Report every line in the listing below where the string "https" shows up.
— START THE DATA —
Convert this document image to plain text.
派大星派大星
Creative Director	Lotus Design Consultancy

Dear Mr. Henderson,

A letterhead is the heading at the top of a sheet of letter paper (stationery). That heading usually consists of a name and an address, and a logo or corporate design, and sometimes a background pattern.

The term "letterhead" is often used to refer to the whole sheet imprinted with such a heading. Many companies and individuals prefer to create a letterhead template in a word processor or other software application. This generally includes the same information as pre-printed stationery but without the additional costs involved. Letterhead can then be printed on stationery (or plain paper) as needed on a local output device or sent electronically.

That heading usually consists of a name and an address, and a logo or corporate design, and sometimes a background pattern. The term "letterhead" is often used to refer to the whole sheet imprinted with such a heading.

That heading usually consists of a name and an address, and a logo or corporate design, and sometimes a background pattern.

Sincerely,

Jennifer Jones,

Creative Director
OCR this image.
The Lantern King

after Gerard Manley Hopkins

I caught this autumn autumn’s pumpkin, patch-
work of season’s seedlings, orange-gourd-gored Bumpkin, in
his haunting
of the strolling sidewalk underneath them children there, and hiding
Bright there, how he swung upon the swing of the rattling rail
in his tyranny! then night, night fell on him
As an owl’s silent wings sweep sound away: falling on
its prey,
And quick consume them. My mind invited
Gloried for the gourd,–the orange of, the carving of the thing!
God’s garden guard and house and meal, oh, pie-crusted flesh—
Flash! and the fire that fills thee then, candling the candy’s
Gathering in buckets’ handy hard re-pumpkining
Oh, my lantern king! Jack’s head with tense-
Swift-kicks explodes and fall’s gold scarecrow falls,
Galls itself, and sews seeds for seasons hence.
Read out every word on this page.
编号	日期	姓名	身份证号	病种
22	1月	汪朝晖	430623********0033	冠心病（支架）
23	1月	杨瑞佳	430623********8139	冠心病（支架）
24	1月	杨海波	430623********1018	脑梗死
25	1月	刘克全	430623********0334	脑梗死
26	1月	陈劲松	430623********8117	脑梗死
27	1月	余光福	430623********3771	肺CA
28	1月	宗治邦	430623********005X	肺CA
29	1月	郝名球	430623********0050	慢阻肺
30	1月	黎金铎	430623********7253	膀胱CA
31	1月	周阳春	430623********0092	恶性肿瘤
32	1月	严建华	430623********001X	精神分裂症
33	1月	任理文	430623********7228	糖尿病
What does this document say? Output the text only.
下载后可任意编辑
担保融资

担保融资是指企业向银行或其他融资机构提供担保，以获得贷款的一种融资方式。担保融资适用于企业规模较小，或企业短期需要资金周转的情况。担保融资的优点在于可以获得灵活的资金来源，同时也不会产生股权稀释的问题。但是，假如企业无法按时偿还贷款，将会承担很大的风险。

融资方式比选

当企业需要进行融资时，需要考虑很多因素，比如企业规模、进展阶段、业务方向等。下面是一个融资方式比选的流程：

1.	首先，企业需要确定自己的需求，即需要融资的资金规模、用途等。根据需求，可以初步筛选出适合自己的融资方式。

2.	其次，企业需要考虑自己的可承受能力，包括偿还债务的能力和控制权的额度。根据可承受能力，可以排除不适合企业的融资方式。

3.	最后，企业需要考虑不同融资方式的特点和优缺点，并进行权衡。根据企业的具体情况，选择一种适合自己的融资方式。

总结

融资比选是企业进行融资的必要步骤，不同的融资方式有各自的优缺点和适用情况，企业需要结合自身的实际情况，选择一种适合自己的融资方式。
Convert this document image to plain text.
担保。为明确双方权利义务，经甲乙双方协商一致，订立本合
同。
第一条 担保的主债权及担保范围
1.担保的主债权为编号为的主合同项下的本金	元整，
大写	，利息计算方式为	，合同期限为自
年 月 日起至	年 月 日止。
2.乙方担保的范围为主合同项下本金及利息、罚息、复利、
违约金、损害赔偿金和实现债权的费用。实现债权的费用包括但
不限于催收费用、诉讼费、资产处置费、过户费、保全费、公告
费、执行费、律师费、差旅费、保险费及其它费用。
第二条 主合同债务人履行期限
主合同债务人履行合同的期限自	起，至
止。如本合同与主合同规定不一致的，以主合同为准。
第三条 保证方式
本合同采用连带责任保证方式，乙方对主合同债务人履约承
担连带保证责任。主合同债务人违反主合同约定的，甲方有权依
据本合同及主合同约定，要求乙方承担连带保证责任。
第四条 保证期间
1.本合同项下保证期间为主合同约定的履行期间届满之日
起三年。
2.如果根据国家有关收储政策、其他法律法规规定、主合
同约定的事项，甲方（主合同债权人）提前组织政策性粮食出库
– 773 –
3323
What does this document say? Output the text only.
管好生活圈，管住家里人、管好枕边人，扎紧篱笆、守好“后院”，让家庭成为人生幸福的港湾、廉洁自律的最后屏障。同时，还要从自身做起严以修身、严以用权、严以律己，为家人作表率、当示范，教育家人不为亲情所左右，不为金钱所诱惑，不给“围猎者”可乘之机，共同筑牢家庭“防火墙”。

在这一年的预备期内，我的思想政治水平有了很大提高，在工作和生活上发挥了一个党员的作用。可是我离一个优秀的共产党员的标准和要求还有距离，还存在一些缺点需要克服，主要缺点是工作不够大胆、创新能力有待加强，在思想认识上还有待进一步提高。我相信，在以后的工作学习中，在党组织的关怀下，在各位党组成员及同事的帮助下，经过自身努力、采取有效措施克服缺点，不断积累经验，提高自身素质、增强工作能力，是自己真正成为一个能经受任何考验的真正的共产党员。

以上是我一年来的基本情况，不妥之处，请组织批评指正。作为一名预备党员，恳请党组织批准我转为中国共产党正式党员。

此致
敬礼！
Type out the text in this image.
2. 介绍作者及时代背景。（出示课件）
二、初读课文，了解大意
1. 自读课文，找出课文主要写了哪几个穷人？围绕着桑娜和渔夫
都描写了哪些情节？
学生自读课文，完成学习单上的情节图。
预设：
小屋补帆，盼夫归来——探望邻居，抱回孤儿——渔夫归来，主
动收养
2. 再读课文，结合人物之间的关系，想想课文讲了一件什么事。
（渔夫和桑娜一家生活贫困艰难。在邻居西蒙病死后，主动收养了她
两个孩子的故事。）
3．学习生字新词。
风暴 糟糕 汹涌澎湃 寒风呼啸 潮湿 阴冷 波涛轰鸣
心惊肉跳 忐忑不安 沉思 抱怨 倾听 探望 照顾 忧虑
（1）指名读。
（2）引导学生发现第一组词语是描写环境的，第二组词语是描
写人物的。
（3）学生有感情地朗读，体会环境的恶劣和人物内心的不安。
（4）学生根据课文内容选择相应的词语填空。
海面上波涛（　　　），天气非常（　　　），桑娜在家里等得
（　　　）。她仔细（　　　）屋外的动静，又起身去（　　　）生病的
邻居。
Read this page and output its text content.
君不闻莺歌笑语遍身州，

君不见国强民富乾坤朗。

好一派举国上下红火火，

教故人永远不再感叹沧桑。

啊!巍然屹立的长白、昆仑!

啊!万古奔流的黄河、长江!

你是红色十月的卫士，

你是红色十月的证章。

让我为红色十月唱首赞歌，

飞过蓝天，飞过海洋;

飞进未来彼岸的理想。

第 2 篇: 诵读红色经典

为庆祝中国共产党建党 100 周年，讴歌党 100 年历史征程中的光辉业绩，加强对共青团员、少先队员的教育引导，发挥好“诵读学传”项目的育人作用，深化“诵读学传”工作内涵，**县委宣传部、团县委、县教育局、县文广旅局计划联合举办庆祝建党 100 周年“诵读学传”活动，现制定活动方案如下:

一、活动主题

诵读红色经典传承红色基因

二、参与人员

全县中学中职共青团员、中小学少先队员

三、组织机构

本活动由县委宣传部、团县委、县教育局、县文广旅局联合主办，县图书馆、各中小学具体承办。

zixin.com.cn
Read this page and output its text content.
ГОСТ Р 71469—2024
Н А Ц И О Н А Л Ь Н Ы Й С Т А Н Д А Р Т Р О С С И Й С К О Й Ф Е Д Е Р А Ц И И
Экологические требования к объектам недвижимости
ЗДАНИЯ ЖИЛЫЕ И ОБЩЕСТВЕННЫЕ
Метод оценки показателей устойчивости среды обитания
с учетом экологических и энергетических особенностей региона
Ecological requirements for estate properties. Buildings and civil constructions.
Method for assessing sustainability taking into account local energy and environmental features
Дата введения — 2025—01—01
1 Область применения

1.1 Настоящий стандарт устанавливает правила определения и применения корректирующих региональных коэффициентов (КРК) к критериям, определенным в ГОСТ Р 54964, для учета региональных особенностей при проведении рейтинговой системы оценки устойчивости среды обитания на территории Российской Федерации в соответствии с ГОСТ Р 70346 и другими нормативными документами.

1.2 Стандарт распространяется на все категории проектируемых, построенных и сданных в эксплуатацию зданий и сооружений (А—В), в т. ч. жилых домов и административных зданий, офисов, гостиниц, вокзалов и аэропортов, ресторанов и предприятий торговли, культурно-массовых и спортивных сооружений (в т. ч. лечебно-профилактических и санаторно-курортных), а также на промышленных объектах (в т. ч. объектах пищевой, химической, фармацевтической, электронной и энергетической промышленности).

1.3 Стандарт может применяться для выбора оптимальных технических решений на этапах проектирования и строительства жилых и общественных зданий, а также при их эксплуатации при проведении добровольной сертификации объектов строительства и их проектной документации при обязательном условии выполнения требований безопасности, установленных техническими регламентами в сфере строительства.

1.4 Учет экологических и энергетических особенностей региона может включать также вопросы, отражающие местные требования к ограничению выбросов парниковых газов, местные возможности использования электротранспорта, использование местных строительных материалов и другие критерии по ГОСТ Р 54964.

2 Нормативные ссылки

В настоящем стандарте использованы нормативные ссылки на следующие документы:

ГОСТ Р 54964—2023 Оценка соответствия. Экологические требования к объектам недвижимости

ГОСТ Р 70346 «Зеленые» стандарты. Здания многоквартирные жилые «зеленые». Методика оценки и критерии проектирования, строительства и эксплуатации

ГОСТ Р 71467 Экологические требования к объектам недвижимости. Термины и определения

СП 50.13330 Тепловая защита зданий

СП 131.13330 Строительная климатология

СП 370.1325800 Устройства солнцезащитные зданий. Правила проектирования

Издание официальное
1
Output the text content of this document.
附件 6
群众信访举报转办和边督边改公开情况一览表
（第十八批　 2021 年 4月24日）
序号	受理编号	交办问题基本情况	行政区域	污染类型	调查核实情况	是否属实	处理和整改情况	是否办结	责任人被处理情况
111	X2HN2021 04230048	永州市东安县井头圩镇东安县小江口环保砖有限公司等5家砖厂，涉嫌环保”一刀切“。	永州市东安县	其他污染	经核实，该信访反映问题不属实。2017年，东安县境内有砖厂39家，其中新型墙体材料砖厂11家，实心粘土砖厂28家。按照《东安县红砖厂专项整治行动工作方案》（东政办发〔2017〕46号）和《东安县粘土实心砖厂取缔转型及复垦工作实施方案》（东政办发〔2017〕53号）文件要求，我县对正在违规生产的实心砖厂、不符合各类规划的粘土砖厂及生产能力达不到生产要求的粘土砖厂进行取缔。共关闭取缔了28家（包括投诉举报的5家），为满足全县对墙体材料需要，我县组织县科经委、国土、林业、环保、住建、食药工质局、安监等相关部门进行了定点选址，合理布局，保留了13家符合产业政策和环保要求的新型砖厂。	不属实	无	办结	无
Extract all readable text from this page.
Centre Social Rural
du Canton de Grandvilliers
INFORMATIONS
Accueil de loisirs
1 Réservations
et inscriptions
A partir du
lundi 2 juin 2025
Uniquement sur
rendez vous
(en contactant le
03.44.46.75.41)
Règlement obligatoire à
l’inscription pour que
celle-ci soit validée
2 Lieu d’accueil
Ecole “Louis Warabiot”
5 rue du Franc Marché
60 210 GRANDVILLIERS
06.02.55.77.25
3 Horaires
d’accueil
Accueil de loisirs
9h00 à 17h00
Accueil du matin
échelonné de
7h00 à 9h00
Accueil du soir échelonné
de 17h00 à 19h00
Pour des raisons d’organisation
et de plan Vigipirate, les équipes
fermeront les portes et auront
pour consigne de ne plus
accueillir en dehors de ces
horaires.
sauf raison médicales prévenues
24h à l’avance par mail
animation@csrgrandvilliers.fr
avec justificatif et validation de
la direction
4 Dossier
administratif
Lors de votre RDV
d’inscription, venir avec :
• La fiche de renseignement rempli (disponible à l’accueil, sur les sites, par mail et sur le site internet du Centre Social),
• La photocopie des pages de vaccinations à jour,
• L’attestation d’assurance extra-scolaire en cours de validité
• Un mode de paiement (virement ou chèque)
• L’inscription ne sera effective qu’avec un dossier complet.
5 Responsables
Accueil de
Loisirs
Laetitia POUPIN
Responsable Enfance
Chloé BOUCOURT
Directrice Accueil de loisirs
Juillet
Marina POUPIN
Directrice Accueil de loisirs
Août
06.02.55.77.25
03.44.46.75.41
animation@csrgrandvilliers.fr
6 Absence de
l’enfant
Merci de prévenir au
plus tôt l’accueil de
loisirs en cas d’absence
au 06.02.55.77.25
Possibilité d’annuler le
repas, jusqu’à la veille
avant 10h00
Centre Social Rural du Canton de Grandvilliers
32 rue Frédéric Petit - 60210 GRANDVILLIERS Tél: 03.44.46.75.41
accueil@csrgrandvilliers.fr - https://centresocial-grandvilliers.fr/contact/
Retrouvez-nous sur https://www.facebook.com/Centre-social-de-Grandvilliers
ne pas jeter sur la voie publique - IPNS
— END THE DATA —
**RESPONSE TO THE EXERCISE**
accueil@csrgrandvilliers.fr - https://centresocial-grandvilliers.fr/contact/
Retrouvez-nous sur https://www.facebook.com/Centre-social-de-Grandvilliers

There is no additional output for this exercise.